### The problem
Take every line from the listing below that contains "проверки".

### Dataset entries
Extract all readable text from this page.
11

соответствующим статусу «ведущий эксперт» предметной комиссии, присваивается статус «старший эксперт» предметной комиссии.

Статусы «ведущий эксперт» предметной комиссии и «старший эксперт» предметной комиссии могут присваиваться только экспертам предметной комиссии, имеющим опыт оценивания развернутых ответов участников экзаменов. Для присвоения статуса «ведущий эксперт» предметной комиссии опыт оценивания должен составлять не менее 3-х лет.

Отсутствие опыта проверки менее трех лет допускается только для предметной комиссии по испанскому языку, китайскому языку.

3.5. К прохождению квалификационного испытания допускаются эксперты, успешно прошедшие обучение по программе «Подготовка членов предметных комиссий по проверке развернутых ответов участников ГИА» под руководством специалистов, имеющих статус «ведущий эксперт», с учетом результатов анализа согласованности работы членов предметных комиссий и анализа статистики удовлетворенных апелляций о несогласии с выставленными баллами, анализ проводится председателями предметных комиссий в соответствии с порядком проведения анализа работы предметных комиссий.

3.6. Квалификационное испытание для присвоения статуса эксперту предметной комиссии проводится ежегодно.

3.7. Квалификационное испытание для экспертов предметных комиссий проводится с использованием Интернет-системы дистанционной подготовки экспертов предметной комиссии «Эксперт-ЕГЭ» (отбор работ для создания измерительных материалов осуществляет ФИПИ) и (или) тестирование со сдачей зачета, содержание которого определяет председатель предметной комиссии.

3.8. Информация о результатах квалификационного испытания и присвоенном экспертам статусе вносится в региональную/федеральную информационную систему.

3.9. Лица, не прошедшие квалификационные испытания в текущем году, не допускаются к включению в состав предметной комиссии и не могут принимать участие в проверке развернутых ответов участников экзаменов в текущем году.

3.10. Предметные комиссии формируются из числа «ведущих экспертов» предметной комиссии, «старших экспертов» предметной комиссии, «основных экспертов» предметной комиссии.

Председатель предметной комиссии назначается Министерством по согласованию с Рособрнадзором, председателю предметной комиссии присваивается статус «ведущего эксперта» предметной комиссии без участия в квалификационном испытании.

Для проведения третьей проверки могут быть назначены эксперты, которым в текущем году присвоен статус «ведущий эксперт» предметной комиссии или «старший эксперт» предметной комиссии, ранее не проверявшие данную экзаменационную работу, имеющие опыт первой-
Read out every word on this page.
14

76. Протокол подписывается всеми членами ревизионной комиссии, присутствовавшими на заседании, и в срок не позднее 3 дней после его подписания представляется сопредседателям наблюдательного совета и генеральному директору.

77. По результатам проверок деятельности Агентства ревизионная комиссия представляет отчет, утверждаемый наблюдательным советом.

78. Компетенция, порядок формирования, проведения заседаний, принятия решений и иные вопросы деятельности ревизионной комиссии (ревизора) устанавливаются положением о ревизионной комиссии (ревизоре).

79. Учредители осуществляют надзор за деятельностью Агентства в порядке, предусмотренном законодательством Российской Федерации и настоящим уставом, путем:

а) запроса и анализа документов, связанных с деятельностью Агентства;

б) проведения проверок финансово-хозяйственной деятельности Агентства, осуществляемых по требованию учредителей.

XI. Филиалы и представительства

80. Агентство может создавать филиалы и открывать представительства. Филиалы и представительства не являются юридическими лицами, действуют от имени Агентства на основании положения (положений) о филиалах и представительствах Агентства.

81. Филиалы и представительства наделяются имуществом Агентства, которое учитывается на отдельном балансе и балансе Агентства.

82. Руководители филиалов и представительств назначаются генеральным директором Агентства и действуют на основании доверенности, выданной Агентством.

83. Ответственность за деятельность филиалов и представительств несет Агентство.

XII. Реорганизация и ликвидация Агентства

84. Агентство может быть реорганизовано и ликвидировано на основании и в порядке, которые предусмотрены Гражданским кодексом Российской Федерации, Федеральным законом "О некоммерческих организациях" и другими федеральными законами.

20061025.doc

### Answer to the exercise
Отсутствие опыта проверки менее трех лет допускается только для предметной комиссии по испанскому языку, китайскому языку.
Для проведения третьей проверки могут быть назначены эксперты, которым в текущем году присвоен статус «ведущий эксперт» предметной комиссии или «старший эксперт» предметной комиссии, ранее не проверявшие данную экзаменационную работу, имеющие опыт первой-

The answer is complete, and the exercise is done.